**Instructions to follow**
Write out every line of the items below, character for character, with nothing changed or left out.

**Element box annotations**
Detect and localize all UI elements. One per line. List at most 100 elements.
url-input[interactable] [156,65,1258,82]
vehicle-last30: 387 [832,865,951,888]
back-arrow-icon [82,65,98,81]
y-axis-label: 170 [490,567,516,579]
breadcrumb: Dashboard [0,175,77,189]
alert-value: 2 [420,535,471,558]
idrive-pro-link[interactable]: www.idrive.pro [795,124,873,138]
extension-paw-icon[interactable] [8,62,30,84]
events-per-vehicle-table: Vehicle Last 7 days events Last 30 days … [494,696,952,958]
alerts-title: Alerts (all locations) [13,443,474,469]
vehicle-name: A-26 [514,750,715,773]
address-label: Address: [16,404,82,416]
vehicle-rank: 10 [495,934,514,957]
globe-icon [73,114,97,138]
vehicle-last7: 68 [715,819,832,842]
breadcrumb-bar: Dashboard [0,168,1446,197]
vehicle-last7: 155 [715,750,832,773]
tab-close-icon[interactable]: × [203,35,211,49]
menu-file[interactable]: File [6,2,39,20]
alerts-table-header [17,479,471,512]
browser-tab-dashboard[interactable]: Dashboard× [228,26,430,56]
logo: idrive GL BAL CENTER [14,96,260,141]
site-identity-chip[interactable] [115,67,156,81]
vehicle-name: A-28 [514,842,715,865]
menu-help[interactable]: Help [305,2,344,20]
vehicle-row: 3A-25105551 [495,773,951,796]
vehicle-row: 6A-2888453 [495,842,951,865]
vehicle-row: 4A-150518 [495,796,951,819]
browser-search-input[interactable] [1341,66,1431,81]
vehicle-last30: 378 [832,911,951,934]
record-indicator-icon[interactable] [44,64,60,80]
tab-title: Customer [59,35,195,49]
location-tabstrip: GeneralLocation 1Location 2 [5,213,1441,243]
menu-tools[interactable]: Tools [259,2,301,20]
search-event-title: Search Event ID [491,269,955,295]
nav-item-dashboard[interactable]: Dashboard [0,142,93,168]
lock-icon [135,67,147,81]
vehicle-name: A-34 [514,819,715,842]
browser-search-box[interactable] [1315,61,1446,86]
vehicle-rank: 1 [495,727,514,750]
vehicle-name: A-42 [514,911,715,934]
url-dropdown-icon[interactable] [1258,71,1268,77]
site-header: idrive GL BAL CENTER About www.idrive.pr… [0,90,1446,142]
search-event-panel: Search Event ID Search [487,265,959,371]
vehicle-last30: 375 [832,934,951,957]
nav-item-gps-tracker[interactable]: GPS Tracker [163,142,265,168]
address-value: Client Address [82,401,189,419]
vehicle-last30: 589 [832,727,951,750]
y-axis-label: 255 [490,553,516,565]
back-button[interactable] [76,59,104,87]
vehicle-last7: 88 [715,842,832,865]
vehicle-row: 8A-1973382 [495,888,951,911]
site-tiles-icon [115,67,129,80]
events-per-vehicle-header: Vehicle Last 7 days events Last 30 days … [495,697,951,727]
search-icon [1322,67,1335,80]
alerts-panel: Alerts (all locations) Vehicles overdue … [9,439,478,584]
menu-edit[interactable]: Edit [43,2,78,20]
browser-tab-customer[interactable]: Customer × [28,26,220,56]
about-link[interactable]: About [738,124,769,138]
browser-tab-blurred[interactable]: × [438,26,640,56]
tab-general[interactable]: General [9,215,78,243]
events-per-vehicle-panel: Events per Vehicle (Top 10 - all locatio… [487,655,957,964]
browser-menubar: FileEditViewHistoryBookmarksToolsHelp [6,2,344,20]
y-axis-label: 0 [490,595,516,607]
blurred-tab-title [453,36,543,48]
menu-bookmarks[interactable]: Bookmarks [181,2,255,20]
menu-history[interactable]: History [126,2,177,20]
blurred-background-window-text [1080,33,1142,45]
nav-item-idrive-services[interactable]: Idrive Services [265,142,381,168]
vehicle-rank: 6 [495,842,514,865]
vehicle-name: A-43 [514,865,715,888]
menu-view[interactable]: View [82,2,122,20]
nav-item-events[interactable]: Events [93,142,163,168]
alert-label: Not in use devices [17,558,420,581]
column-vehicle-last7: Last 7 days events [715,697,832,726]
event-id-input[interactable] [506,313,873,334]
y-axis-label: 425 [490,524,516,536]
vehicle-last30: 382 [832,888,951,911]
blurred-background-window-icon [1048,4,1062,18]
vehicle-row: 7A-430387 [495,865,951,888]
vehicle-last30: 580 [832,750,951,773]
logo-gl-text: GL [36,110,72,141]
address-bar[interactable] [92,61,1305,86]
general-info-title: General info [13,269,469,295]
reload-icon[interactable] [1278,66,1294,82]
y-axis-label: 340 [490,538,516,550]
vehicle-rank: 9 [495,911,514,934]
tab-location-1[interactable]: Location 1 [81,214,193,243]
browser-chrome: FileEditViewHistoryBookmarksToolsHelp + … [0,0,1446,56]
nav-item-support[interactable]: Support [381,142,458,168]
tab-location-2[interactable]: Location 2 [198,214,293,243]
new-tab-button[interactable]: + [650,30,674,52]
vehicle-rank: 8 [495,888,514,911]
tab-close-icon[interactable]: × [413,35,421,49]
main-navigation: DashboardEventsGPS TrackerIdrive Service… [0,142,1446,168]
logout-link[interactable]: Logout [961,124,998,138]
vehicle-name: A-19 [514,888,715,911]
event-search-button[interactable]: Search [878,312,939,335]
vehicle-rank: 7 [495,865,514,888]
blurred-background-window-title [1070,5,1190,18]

**Task output**
Detect and localize all UI elements. One per line. List at most 100 elements.
url-input[interactable] [156,65,1258,82]
vehicle-last30: 387 [832,865,951,888]
back-arrow-icon [82,65,98,81]
y-axis-label: 170 [490,567,516,579]
breadcrumb: Dashboard [0,175,77,189]
alert-value: 2 [420,535,471,558]
idrive-pro-link[interactable]: www.idrive.pro [795,124,873,138]
extension-paw-icon[interactable] [8,62,30,84]
events-per-vehicle-table: Vehicle Last 7 days events Last 30 days … [494,696,952,958]
alerts-title: Alerts (all locations) [13,443,474,469]
vehicle-name: A-26 [514,750,715,773]
address-label: Address: [16,404,82,416]
vehicle-rank: 10 [495,934,514,957]
globe-icon [73,114,97,138]
vehicle-last7: 68 [715,819,832,842]
breadcrumb-bar: Dashboard [0,168,1446,197]
vehicle-last7: 155 [715,750,832,773]
tab-close-icon[interactable]: × [203,35,211,49]
menu-file[interactable]: File [6,2,39,20]
alerts-table-header [17,479,471,512]
browser-tab-dashboard[interactable]: Dashboard× [228,26,430,56]
logo: idrive GL BAL CENTER [14,96,260,141]
site-identity-chip[interactable] [115,67,156,81]
vehicle-name: A-28 [514,842,715,865]
menu-help[interactable]: Help [305,2,344,20]
vehicle-row: 3A-25105551 [495,773,951,796]
vehicle-row: 6A-2888453 [495,842,951,865]
vehicle-row: 4A-150518 [495,796,951,819]
browser-search-input[interactable] [1341,66,1431,81]
vehicle-last30: 378 [832,911,951,934]
record-indicator-icon[interactable] [44,64,60,80]
tab-title: Customer [59,35,195,49]
location-tabstrip: GeneralLocation 1Location 2 [5,213,1441,243]
menu-tools[interactable]: Tools [259,2,301,20]
search-event-title: Search Event ID [491,269,955,295]
nav-item-dashboard[interactable]: Dashboard [0,142,93,168]
lock-icon [135,67,147,81]
vehicle-name: A-34 [514,819,715,842]
browser-search-box[interactable] [1315,61,1446,86]
vehicle-rank: 1 [495,727,514,750]
vehicle-name: A-42 [514,911,715,934]
url-dropdown-icon[interactable] [1258,71,1268,77]
site-header: idrive GL BAL CENTER About www.idrive.pr… [0,90,1446,142]
search-event-panel: Search Event ID Search [487,265,959,371]
vehicle-last30: 375 [832,934,951,957]
nav-item-gps-tracker[interactable]: GPS Tracker [163,142,265,168]
address-value: Client Address [82,401,189,419]
vehicle-last30: 589 [832,727,951,750]
y-axis-label: 255 [490,553,516,565]
back-button[interactable] [76,59,104,87]
vehicle-last7: 88 [715,842,832,865]
vehicle-row: 8A-1973382 [495,888,951,911]
site-tiles-icon [115,67,129,80]
events-per-vehicle-header: Vehicle Last 7 days events Last 30 days … [495,697,951,727]
search-icon [1322,67,1335,80]
alerts-panel: Alerts (all locations) Vehicles overdue … [9,439,478,584]
menu-edit[interactable]: Edit [43,2,78,20]
browser-tab-customer[interactable]: Customer × [28,26,220,56]
about-link[interactable]: About [738,124,769,138]
browser-tab-blurred[interactable]: × [438,26,640,56]
tab-general[interactable]: General [9,215,78,243]
events-per-vehicle-panel: Events per Vehicle (Top 10 - all locatio… [487,655,957,964]
browser-menubar: FileEditViewHistoryBookmarksToolsHelp [6,2,344,20]
y-axis-label: 0 [490,595,516,607]
blurred-tab-title [453,36,543,48]
menu-bookmarks[interactable]: Bookmarks [181,2,255,20]
menu-history[interactable]: History [126,2,177,20]
blurred-background-window-text [1080,33,1142,45]
nav-item-idrive-services[interactable]: Idrive Services [265,142,381,168]
vehicle-rank: 6 [495,842,514,865]
vehicle-name: A-43 [514,865,715,888]
menu-view[interactable]: View [82,2,122,20]
nav-item-events[interactable]: Events [93,142,163,168]
alert-label: Not in use devices [17,558,420,581]
column-vehicle-last7: Last 7 days events [715,697,832,726]
event-id-input[interactable] [506,313,873,334]
y-axis-label: 425 [490,524,516,536]
vehicle-last30: 382 [832,888,951,911]
blurred-background-window-icon [1048,4,1062,18]
vehicle-row: 7A-430387 [495,865,951,888]
vehicle-last30: 580 [832,750,951,773]
logo-gl-text: GL [36,110,72,141]
address-bar[interactable] [92,61,1305,86]
general-info-title: General info [13,269,469,295]
reload-icon[interactable] [1278,66,1294,82]
y-axis-label: 340 [490,538,516,550]
vehicle-rank: 9 [495,911,514,934]
tab-location-1[interactable]: Location 1 [81,214,193,243]
browser-chrome: FileEditViewHistoryBookmarksToolsHelp + … [0,0,1446,56]
nav-item-support[interactable]: Support [381,142,458,168]
tab-location-2[interactable]: Location 2 [198,214,293,243]
new-tab-button[interactable]: + [650,30,674,52]
vehicle-rank: 8 [495,888,514,911]
tab-close-icon[interactable]: × [413,35,421,49]
main-navigation: DashboardEventsGPS TrackerIdrive Service… [0,142,1446,168]
logout-link[interactable]: Logout [961,124,998,138]
vehicle-name: A-19 [514,888,715,911]
event-search-button[interactable]: Search [878,312,939,335]
vehicle-rank: 7 [495,865,514,888]
blurred-background-window-title [1070,5,1190,18]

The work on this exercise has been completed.